■ PROMPT
Comb the records below for the string "journalière" and copy each line where it turns up.

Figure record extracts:

※ ※ ※

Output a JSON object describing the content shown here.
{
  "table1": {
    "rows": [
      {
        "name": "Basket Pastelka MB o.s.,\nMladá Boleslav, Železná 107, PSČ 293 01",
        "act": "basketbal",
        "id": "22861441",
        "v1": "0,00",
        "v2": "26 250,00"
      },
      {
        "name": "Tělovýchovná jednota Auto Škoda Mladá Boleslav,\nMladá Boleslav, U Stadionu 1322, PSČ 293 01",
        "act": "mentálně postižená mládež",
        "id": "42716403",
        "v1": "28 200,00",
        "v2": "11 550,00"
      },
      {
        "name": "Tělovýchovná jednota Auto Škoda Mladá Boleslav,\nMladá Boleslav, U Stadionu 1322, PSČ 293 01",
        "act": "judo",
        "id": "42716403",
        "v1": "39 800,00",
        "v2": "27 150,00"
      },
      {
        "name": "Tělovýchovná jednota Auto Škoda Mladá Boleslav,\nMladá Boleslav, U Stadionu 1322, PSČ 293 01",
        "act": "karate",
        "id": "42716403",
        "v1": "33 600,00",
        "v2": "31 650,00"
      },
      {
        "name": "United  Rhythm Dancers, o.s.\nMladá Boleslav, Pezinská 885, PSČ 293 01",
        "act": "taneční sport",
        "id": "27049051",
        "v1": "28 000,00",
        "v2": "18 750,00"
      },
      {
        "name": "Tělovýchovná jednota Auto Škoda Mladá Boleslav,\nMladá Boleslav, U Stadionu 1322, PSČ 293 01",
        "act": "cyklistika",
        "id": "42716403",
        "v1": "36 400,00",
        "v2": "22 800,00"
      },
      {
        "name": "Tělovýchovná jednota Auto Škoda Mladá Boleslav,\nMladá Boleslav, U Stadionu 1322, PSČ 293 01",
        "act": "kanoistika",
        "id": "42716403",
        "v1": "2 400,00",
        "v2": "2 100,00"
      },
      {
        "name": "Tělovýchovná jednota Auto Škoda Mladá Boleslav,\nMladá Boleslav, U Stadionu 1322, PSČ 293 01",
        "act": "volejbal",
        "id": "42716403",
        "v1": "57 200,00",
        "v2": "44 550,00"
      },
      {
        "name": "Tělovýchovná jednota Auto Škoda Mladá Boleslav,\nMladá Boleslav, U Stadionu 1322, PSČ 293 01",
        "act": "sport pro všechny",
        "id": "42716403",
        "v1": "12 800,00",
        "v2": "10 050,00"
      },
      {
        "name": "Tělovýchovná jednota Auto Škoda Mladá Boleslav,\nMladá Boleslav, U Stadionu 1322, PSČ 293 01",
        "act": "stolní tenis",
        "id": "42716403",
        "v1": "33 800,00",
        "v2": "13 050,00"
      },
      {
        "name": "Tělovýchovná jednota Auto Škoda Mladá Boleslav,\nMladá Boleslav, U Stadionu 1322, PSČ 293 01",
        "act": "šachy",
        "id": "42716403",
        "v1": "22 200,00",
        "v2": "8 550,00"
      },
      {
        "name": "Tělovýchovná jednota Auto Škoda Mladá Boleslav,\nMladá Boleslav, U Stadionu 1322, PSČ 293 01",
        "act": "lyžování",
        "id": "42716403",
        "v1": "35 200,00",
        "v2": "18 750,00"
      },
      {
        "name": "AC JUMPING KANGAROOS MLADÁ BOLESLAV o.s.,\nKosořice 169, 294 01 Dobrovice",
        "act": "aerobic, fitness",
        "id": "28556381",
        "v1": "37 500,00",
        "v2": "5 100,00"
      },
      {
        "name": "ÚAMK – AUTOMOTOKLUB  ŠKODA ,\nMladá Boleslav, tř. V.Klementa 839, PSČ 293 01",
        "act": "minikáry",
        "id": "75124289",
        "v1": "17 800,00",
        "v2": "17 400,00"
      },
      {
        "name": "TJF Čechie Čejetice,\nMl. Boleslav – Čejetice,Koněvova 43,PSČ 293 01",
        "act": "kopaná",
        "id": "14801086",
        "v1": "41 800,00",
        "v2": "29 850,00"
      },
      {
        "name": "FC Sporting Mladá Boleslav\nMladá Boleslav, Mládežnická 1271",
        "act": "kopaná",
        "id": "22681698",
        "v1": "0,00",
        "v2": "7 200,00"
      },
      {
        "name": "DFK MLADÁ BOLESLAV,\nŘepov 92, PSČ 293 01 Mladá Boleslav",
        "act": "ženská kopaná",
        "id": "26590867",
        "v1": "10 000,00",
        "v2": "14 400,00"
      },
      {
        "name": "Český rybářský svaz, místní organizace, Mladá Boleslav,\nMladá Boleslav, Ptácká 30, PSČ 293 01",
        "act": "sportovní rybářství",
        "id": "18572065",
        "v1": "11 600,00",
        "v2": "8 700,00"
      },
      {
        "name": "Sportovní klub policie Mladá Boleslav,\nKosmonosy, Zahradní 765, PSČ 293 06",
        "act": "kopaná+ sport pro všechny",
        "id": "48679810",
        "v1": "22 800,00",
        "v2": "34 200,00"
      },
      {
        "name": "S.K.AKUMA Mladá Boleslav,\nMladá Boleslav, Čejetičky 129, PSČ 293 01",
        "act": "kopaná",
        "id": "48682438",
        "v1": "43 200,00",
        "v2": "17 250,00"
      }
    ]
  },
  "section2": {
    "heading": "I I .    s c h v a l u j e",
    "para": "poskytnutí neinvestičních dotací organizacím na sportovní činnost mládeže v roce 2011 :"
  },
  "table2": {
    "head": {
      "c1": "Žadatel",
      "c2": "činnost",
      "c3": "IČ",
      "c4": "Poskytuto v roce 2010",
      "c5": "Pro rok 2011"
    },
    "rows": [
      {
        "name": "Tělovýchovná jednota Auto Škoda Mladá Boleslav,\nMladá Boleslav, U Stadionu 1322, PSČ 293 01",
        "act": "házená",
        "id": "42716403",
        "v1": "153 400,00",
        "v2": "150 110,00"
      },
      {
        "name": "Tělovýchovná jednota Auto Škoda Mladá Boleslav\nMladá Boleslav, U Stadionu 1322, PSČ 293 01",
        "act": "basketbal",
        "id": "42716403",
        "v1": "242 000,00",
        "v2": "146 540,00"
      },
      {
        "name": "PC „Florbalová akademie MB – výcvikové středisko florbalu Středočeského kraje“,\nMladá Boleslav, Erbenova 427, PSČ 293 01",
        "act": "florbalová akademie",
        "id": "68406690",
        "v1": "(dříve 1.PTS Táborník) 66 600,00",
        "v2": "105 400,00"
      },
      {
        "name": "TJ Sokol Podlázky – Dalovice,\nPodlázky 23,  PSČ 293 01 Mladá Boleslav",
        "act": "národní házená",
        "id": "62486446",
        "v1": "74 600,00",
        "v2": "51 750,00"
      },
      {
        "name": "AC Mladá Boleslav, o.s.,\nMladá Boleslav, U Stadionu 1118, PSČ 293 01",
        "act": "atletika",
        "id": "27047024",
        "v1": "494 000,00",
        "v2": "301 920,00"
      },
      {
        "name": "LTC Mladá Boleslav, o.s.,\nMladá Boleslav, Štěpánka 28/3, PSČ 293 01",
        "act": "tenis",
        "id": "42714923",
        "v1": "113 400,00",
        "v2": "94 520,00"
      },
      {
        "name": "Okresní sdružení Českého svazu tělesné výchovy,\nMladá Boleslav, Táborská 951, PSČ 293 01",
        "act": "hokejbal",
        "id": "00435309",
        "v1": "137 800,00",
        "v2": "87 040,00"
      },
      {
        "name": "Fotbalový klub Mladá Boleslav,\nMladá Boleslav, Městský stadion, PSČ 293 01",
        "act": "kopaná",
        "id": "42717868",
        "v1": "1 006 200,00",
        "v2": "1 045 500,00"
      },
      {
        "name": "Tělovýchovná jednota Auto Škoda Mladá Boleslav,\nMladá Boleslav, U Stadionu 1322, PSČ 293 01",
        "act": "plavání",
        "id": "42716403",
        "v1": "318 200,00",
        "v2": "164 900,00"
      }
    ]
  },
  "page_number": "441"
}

※ ※ ※

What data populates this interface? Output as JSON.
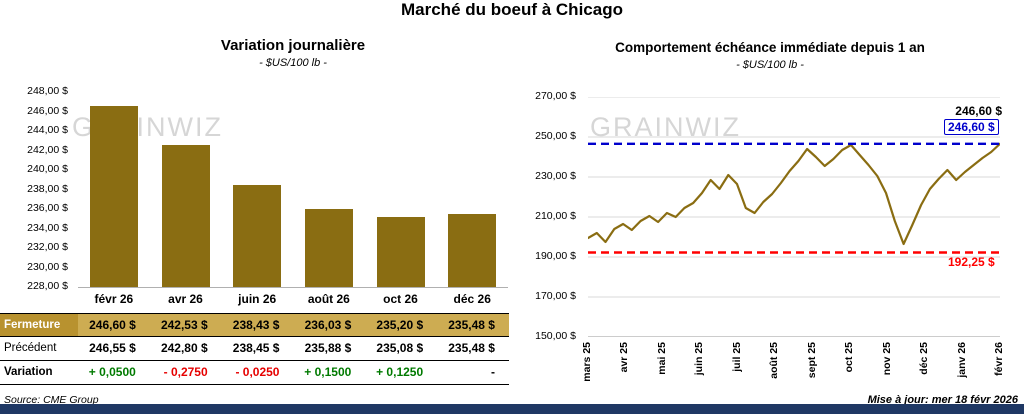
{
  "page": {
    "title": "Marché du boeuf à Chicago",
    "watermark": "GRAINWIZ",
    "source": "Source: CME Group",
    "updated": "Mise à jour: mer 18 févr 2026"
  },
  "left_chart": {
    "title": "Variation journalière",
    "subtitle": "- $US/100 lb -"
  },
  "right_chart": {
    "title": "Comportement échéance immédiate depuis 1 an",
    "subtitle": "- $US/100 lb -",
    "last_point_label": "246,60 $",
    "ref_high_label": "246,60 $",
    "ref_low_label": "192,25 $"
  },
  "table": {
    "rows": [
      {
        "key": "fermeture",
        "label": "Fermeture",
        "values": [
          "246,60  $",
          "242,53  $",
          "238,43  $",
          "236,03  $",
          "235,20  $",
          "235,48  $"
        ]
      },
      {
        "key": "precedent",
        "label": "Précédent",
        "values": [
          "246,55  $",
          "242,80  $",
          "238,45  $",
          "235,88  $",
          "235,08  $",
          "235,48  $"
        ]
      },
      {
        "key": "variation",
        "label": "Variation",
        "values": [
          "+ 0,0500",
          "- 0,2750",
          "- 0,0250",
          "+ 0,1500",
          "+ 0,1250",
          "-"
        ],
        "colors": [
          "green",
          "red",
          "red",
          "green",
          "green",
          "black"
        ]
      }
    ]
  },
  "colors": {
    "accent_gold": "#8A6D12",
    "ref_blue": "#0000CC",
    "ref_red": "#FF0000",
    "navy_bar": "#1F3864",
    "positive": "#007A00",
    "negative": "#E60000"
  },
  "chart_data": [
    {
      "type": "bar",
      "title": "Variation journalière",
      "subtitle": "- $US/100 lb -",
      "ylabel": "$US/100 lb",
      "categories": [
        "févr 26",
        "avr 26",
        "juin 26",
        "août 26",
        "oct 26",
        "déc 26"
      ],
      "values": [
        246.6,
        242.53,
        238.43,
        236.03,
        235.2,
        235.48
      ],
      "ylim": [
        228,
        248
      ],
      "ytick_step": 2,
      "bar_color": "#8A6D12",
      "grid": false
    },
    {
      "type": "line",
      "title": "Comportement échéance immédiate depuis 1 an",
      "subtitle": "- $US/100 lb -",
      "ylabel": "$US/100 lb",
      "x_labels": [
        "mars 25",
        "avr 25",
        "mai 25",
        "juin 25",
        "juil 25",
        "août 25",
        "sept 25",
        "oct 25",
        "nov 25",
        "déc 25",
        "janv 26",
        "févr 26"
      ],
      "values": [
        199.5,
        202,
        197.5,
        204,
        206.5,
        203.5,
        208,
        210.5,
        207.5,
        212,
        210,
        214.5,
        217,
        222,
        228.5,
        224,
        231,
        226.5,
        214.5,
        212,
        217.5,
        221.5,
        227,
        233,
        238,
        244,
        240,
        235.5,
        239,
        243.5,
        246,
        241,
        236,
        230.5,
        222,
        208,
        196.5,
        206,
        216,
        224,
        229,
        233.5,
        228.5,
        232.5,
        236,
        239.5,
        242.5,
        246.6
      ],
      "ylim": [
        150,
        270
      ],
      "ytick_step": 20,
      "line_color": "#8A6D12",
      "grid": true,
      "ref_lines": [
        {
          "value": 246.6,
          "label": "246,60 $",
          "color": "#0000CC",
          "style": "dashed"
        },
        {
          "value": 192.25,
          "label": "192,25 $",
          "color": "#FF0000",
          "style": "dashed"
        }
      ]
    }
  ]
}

※ ※ ※

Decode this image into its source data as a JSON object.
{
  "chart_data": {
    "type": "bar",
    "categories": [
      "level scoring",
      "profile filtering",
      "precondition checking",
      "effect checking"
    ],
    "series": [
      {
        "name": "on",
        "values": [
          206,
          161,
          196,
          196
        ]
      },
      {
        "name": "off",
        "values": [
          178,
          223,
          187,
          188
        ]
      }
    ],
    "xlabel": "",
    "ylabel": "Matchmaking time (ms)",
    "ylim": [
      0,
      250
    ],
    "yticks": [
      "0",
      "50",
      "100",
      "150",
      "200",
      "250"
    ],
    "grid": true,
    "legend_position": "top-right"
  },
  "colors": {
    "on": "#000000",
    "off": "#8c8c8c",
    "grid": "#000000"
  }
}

※ ※ ※

■ SOLVED PROBLEM
    "title": "Variation journalière",
      "title": "Variation journalière",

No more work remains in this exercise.